Requirements
Quote all of the data below exactly, please.

Records
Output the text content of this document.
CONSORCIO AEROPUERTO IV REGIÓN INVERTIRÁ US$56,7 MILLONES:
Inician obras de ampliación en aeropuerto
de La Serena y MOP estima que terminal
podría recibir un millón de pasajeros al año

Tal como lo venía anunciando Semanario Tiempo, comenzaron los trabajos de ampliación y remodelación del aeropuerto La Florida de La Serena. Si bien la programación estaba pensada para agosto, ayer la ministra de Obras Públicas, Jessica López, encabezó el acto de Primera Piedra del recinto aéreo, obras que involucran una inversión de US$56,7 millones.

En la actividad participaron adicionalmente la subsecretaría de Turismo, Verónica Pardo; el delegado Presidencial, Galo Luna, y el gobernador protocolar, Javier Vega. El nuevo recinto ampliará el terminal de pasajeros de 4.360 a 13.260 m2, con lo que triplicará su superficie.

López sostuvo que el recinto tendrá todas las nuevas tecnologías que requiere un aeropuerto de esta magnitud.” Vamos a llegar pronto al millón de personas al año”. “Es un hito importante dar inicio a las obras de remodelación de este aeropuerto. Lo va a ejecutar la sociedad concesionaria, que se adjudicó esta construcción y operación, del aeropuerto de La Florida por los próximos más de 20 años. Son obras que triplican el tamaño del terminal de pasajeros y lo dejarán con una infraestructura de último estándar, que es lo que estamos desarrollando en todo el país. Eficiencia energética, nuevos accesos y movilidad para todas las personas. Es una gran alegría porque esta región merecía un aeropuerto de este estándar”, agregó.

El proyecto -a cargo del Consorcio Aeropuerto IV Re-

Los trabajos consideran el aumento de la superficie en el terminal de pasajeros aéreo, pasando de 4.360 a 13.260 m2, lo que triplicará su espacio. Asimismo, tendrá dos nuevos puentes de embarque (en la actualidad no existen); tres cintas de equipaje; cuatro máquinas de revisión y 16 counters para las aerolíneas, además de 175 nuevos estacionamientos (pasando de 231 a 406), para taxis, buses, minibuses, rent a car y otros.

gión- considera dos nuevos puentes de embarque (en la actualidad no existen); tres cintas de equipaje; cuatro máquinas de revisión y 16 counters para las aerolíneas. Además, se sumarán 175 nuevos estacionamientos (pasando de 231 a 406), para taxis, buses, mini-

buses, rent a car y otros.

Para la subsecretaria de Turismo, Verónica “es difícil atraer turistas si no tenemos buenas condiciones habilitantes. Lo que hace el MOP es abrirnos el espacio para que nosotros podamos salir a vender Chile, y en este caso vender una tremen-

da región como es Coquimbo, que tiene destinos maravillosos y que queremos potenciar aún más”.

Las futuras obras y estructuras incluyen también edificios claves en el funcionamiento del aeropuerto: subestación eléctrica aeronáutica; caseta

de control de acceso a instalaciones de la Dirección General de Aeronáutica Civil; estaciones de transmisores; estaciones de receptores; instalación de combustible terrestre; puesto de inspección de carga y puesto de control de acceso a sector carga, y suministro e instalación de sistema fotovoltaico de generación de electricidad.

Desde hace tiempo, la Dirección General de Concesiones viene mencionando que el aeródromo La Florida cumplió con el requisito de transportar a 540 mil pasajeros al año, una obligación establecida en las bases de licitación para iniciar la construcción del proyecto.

Exercise output
Output the text content of this document.
CONSORCIO AEROPUERTO IV REGIÓN INVERTIRÁ US$56,7 MILLONES:
Inician obras de ampliación en aeropuerto
de La Serena y MOP estima que terminal
podría recibir un millón de pasajeros al año

Tal como lo venía anunciando Semanario Tiempo, comenzaron los trabajos de ampliación y remodelación del aeropuerto La Florida de La Serena. Si bien la programación estaba pensada para agosto, ayer la ministra de Obras Públicas, Jessica López, encabezó el acto de Primera Piedra del recinto aéreo, obras que involucran una inversión de US$56,7 millones.

En la actividad participaron adicionalmente la subsecretaría de Turismo, Verónica Pardo; el delegado Presidencial, Galo Luna, y el gobernador protocolar, Javier Vega. El nuevo recinto ampliará el terminal de pasajeros de 4.360 a 13.260 m2, con lo que triplicará su superficie.

López sostuvo que el recinto tendrá todas las nuevas tecnologías que requiere un aeropuerto de esta magnitud.” Vamos a llegar pronto al millón de personas al año”. “Es un hito importante dar inicio a las obras de remodelación de este aeropuerto. Lo va a ejecutar la sociedad concesionaria, que se adjudicó esta construcción y operación, del aeropuerto de La Florida por los próximos más de 20 años. Son obras que triplican el tamaño del terminal de pasajeros y lo dejarán con una infraestructura de último estándar, que es lo que estamos desarrollando en todo el país. Eficiencia energética, nuevos accesos y movilidad para todas las personas. Es una gran alegría porque esta región merecía un aeropuerto de este estándar”, agregó.

El proyecto -a cargo del Consorcio Aeropuerto IV Re-

Los trabajos consideran el aumento de la superficie en el terminal de pasajeros aéreo, pasando de 4.360 a 13.260 m2, lo que triplicará su espacio. Asimismo, tendrá dos nuevos puentes de embarque (en la actualidad no existen); tres cintas de equipaje; cuatro máquinas de revisión y 16 counters para las aerolíneas, además de 175 nuevos estacionamientos (pasando de 231 a 406), para taxis, buses, minibuses, rent a car y otros.

gión- considera dos nuevos puentes de embarque (en la actualidad no existen); tres cintas de equipaje; cuatro máquinas de revisión y 16 counters para las aerolíneas. Además, se sumarán 175 nuevos estacionamientos (pasando de 231 a 406), para taxis, buses, mini-

buses, rent a car y otros.

Para la subsecretaria de Turismo, Verónica “es difícil atraer turistas si no tenemos buenas condiciones habilitantes. Lo que hace el MOP es abrirnos el espacio para que nosotros podamos salir a vender Chile, y en este caso vender una tremen-

da región como es Coquimbo, que tiene destinos maravillosos y que queremos potenciar aún más”.

Las futuras obras y estructuras incluyen también edificios claves en el funcionamiento del aeropuerto: subestación eléctrica aeronáutica; caseta

de control de acceso a instalaciones de la Dirección General de Aeronáutica Civil; estaciones de transmisores; estaciones de receptores; instalación de combustible terrestre; puesto de inspección de carga y puesto de control de acceso a sector carga, y suministro e instalación de sistema fotovoltaico de generación de electricidad.

Desde hace tiempo, la Dirección General de Concesiones viene mencionando que el aeródromo La Florida cumplió con el requisito de transportar a 540 mil pasajeros al año, una obligación establecida en las bases de licitación para iniciar la construcción del proyecto.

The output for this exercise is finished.